TASK DETAILS
Copy each line that holds "export".
───
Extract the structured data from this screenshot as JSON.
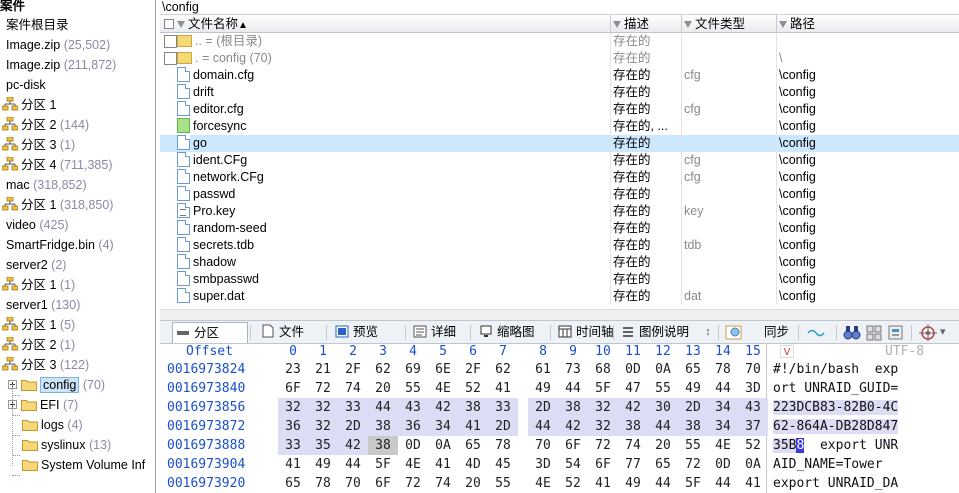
{
  "tree": {
    "title": "案件",
    "root": "案件根目录",
    "items": [
      {
        "label": "Image.zip",
        "count": "(25,502)",
        "type": "file",
        "indent": 0
      },
      {
        "label": "Image.zip",
        "count": "(211,872)",
        "type": "file",
        "indent": 0
      },
      {
        "label": "pc-disk",
        "count": "",
        "type": "file",
        "indent": 0
      },
      {
        "label": "分区 1",
        "count": "",
        "type": "partition",
        "indent": 0
      },
      {
        "label": "分区 2",
        "count": "(144)",
        "type": "partition",
        "indent": 0
      },
      {
        "label": "分区 3",
        "count": "(1)",
        "type": "partition",
        "indent": 0
      },
      {
        "label": "分区 4",
        "count": "(711,385)",
        "type": "partition",
        "indent": 0
      },
      {
        "label": "mac",
        "count": "(318,852)",
        "type": "file",
        "indent": 0
      },
      {
        "label": "分区 1",
        "count": "(318,850)",
        "type": "partition",
        "indent": 0
      },
      {
        "label": "video",
        "count": "(425)",
        "type": "file",
        "indent": 0
      },
      {
        "label": "SmartFridge.bin",
        "count": "(4)",
        "type": "file",
        "indent": 0
      },
      {
        "label": "server2",
        "count": "(2)",
        "type": "file",
        "indent": 0
      },
      {
        "label": "分区 1",
        "count": "(1)",
        "type": "partition",
        "indent": 0
      },
      {
        "label": "server1",
        "count": "(130)",
        "type": "file",
        "indent": 0
      },
      {
        "label": "分区 1",
        "count": "(5)",
        "type": "partition",
        "indent": 0
      },
      {
        "label": "分区 2",
        "count": "(1)",
        "type": "partition",
        "indent": 0
      },
      {
        "label": "分区 3",
        "count": "(122)",
        "type": "partition",
        "indent": 0
      },
      {
        "label": "config",
        "count": "(70)",
        "type": "folder",
        "indent": 1,
        "selected": true,
        "expander": true
      },
      {
        "label": "EFI",
        "count": "(7)",
        "type": "folder",
        "indent": 1,
        "expander": true
      },
      {
        "label": "logs",
        "count": "(4)",
        "type": "folder",
        "indent": 1
      },
      {
        "label": "syslinux",
        "count": "(13)",
        "type": "folder",
        "indent": 1
      },
      {
        "label": "System Volume Inf",
        "count": "",
        "type": "folder",
        "indent": 1
      }
    ]
  },
  "filelist": {
    "path": "\\config",
    "columns": [
      "文件名称",
      "描述",
      "文件类型",
      "路径"
    ],
    "sort_indicator": "▲",
    "rows": [
      {
        "name": "..  =  (根目录)",
        "desc": "存在的",
        "type": "",
        "path": "",
        "kind": "up",
        "gray": true
      },
      {
        "name": ".  =  config (70)",
        "desc": "存在的",
        "type": "",
        "path": "\\",
        "kind": "dir",
        "gray": true
      },
      {
        "name": "domain.cfg",
        "desc": "存在的",
        "type": "cfg",
        "path": "\\config",
        "kind": "file"
      },
      {
        "name": "drift",
        "desc": "存在的",
        "type": "",
        "path": "\\config",
        "kind": "file"
      },
      {
        "name": "editor.cfg",
        "desc": "存在的",
        "type": "cfg",
        "path": "\\config",
        "kind": "file"
      },
      {
        "name": "forcesync",
        "desc": "存在的, ...",
        "type": "",
        "path": "\\config",
        "kind": "green"
      },
      {
        "name": "go",
        "desc": "存在的",
        "type": "",
        "path": "\\config",
        "kind": "file",
        "selected": true
      },
      {
        "name": "ident.CFg",
        "desc": "存在的",
        "type": "cfg",
        "path": "\\config",
        "kind": "file"
      },
      {
        "name": "network.CFg",
        "desc": "存在的",
        "type": "cfg",
        "path": "\\config",
        "kind": "file"
      },
      {
        "name": "passwd",
        "desc": "存在的",
        "type": "",
        "path": "\\config",
        "kind": "file"
      },
      {
        "name": "Pro.key",
        "desc": "存在的",
        "type": "key",
        "path": "\\config",
        "kind": "doc"
      },
      {
        "name": "random-seed",
        "desc": "存在的",
        "type": "",
        "path": "\\config",
        "kind": "file"
      },
      {
        "name": "secrets.tdb",
        "desc": "存在的",
        "type": "tdb",
        "path": "\\config",
        "kind": "file"
      },
      {
        "name": "shadow",
        "desc": "存在的",
        "type": "",
        "path": "\\config",
        "kind": "file"
      },
      {
        "name": "smbpasswd",
        "desc": "存在的",
        "type": "",
        "path": "\\config",
        "kind": "file"
      },
      {
        "name": "super.dat",
        "desc": "存在的",
        "type": "dat",
        "path": "\\config",
        "kind": "file"
      }
    ]
  },
  "tabs": {
    "items": [
      "分区",
      "文件",
      "预览",
      "详细",
      "缩略图",
      "时间轴",
      "图例说明"
    ],
    "active": 0,
    "sync_label": "同步"
  },
  "hex": {
    "offset_header": "Offset",
    "encoding": "UTF-8",
    "columns": [
      "0",
      "1",
      "2",
      "3",
      "4",
      "5",
      "6",
      "7",
      "8",
      "9",
      "10",
      "11",
      "12",
      "13",
      "14",
      "15"
    ],
    "rows": [
      {
        "offset": "0016973824",
        "bytes": [
          "23",
          "21",
          "2F",
          "62",
          "69",
          "6E",
          "2F",
          "62",
          "61",
          "73",
          "68",
          "0D",
          "0A",
          "65",
          "78",
          "70"
        ],
        "text": "#!/bin/bash  exp",
        "hl": []
      },
      {
        "offset": "0016973840",
        "bytes": [
          "6F",
          "72",
          "74",
          "20",
          "55",
          "4E",
          "52",
          "41",
          "49",
          "44",
          "5F",
          "47",
          "55",
          "49",
          "44",
          "3D"
        ],
        "text": "ort UNRAID_GUID=",
        "hl": []
      },
      {
        "offset": "0016973856",
        "bytes": [
          "32",
          "32",
          "33",
          "44",
          "43",
          "42",
          "38",
          "33",
          "2D",
          "38",
          "32",
          "42",
          "30",
          "2D",
          "34",
          "43"
        ],
        "text": "223DCB83-82B0-4C",
        "hl": [
          0,
          1,
          2,
          3,
          4,
          5,
          6,
          7,
          8,
          9,
          10,
          11,
          12,
          13,
          14,
          15
        ]
      },
      {
        "offset": "0016973872",
        "bytes": [
          "36",
          "32",
          "2D",
          "38",
          "36",
          "34",
          "41",
          "2D",
          "44",
          "42",
          "32",
          "38",
          "44",
          "38",
          "34",
          "37"
        ],
        "text": "62-864A-DB28D847",
        "hl": [
          0,
          1,
          2,
          3,
          4,
          5,
          6,
          7,
          8,
          9,
          10,
          11,
          12,
          13,
          14,
          15
        ]
      },
      {
        "offset": "0016973888",
        "bytes": [
          "33",
          "35",
          "42",
          "38",
          "0D",
          "0A",
          "65",
          "78",
          "70",
          "6F",
          "72",
          "74",
          "20",
          "55",
          "4E",
          "52"
        ],
        "text_hl": "35B",
        "text_cur": "8",
        "text_rest": "  export UNR",
        "hl": [
          0,
          1,
          2
        ],
        "cur": 3
      },
      {
        "offset": "0016973904",
        "bytes": [
          "41",
          "49",
          "44",
          "5F",
          "4E",
          "41",
          "4D",
          "45",
          "3D",
          "54",
          "6F",
          "77",
          "65",
          "72",
          "0D",
          "0A"
        ],
        "text": "AID_NAME=Tower",
        "hl": []
      },
      {
        "offset": "0016973920",
        "bytes": [
          "65",
          "78",
          "70",
          "6F",
          "72",
          "74",
          "20",
          "55",
          "4E",
          "52",
          "41",
          "49",
          "44",
          "5F",
          "44",
          "41"
        ],
        "text": "export UNRAID_DA",
        "hl": []
      }
    ]
  }
}
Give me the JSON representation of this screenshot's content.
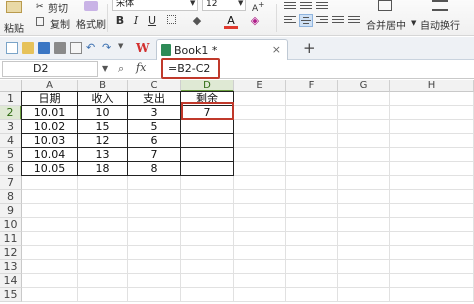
{
  "ribbon": {
    "paste": "粘贴",
    "cut": "剪切",
    "copy": "复制",
    "format_painter": "格式刷",
    "font_name": "宋体",
    "font_size": "12",
    "bold": "B",
    "italic": "I",
    "underline": "U",
    "font_color": "A",
    "merge_center": "合并居中",
    "wrap_text": "自动换行"
  },
  "tabs": {
    "doc_name": "Book1 *",
    "new_tab": "+",
    "close": "×",
    "logo_text": "W"
  },
  "formula_bar": {
    "name_box": "D2",
    "fx": "fx",
    "formula": "=B2-C2"
  },
  "columns": [
    "A",
    "B",
    "C",
    "D",
    "E",
    "F",
    "G",
    "H"
  ],
  "rows": [
    "1",
    "2",
    "3",
    "4",
    "5",
    "6",
    "7",
    "8",
    "9",
    "10",
    "11",
    "12",
    "13",
    "14",
    "15"
  ],
  "table": {
    "headers": [
      "日期",
      "收入",
      "支出",
      "剩余"
    ],
    "data": [
      [
        "10.01",
        "10",
        "3",
        "7"
      ],
      [
        "10.02",
        "15",
        "5",
        ""
      ],
      [
        "10.03",
        "12",
        "6",
        ""
      ],
      [
        "10.04",
        "13",
        "7",
        ""
      ],
      [
        "10.05",
        "18",
        "8",
        ""
      ]
    ]
  },
  "selection": {
    "active_cell": "D2"
  },
  "colors": {
    "highlight": "#c0392b",
    "selected_header": "#dfe9d4"
  }
}
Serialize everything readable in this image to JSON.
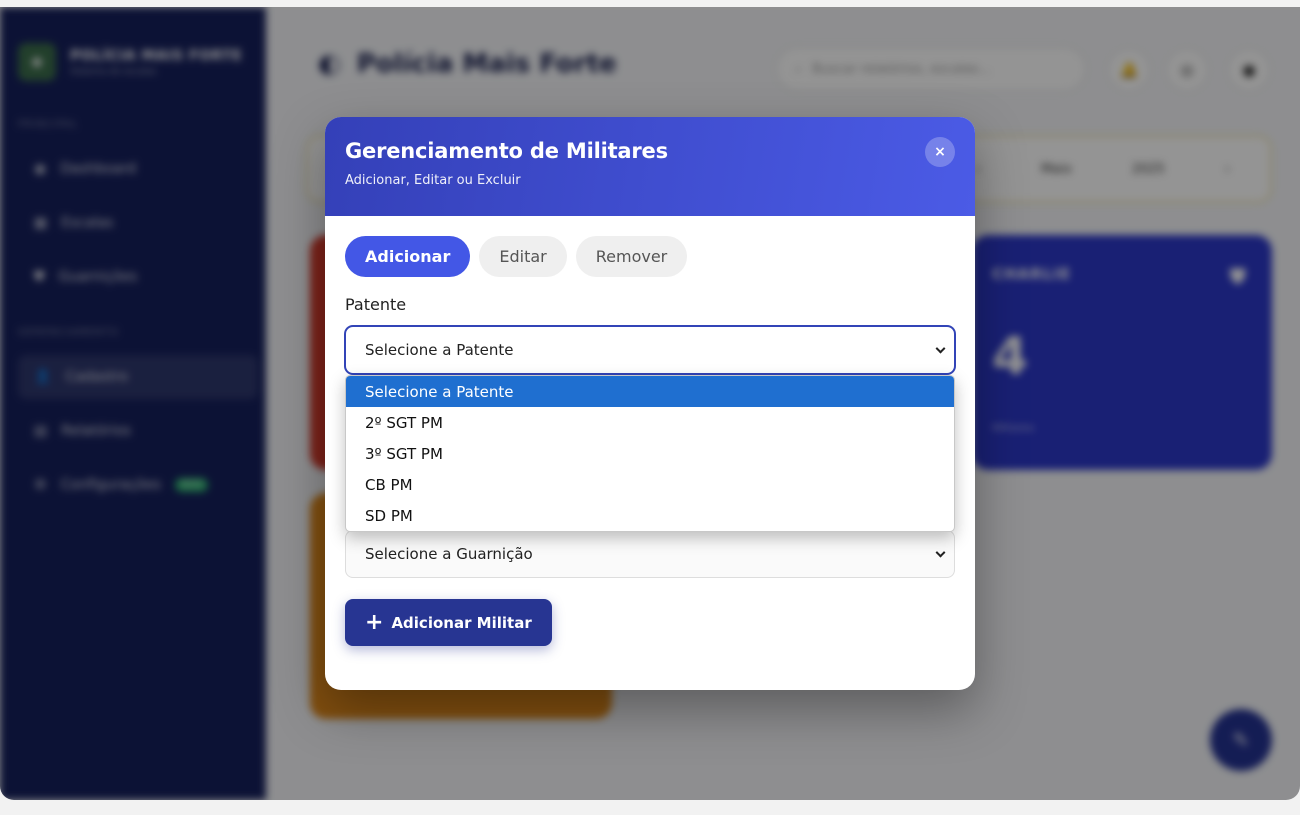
{
  "sidebar": {
    "brand_title": "POLÍCIA MAIS FORTE",
    "brand_subtitle": "Sistema de escalas",
    "section_main": "PRINCIPAL",
    "section_manage": "GERENCIAMENTO",
    "items": [
      {
        "label": "Dashboard",
        "icon": "dashboard-icon"
      },
      {
        "label": "Escalas",
        "icon": "calendar-icon"
      },
      {
        "label": "Guarnições",
        "icon": "shield-icon"
      },
      {
        "label": "Cadastro",
        "icon": "user-add-icon"
      },
      {
        "label": "Relatórios",
        "icon": "report-icon"
      },
      {
        "label": "Configurações",
        "icon": "gear-icon",
        "badge": "NEW"
      }
    ]
  },
  "topbar": {
    "title": "Polícia Mais Forte",
    "search_placeholder": "Buscar relatórios, escalas..."
  },
  "month_bar": {
    "month": "Maio",
    "year": "2025"
  },
  "cards": {
    "blue": {
      "label": "CHARLIE",
      "value": "4",
      "sub": "Militares"
    }
  },
  "modal": {
    "title": "Gerenciamento de Militares",
    "subtitle": "Adicionar, Editar ou Excluir",
    "close_label": "×",
    "tabs": [
      {
        "label": "Adicionar",
        "active": true
      },
      {
        "label": "Editar",
        "active": false
      },
      {
        "label": "Remover",
        "active": false
      }
    ],
    "patente_label": "Patente",
    "patente_value": "Selecione a Patente",
    "guarnicao_value": "Selecione a Guarnição",
    "add_button_label": "Adicionar Militar"
  },
  "dropdown": {
    "options": [
      {
        "label": "Selecione a Patente",
        "selected": true
      },
      {
        "label": "2º SGT PM",
        "selected": false
      },
      {
        "label": "3º SGT PM",
        "selected": false
      },
      {
        "label": "CB PM",
        "selected": false
      },
      {
        "label": "SD PM",
        "selected": false
      }
    ]
  },
  "colors": {
    "sidebar": "#16205c",
    "modal_header_start": "#3440b8",
    "modal_header_end": "#4b5be6",
    "active_tab": "#4357e6",
    "add_button": "#273592",
    "option_selected": "#1f6fd0"
  }
}
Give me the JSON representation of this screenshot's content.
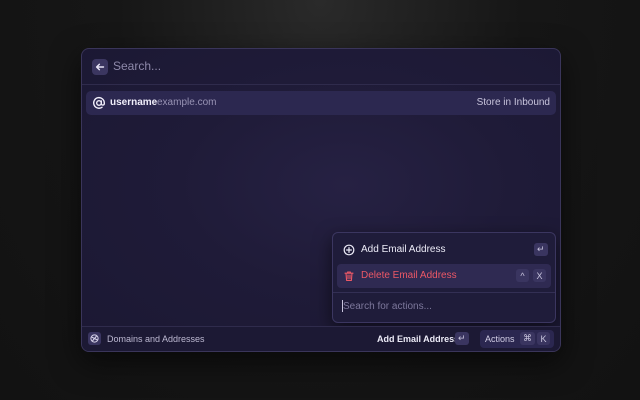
{
  "search": {
    "placeholder": "Search..."
  },
  "list": {
    "items": [
      {
        "name": "username",
        "domain": "example.com",
        "accessory": "Store in Inbound"
      }
    ]
  },
  "actions_panel": {
    "items": [
      {
        "label": "Add Email Address",
        "icon": "plus-circle-icon",
        "shortcut": [
          "↵"
        ]
      },
      {
        "label": "Delete Email Address",
        "icon": "trash-icon",
        "shortcut": [
          "^",
          "X"
        ]
      }
    ],
    "search_placeholder": "Search for actions..."
  },
  "footer": {
    "title": "Domains and Addresses",
    "primary_action": "Add Email Address",
    "primary_shortcut": "↵",
    "actions_label": "Actions",
    "actions_shortcut": [
      "⌘",
      "K"
    ]
  },
  "colors": {
    "background": "#161616",
    "window": "#1f1b38",
    "selected_row": "#2c2850",
    "destructive": "#ec5866",
    "muted_text": "#8e89aa"
  }
}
───
ANSWER
        "text_rest": "  export UNR",
        "text": "export UNRAID_DA",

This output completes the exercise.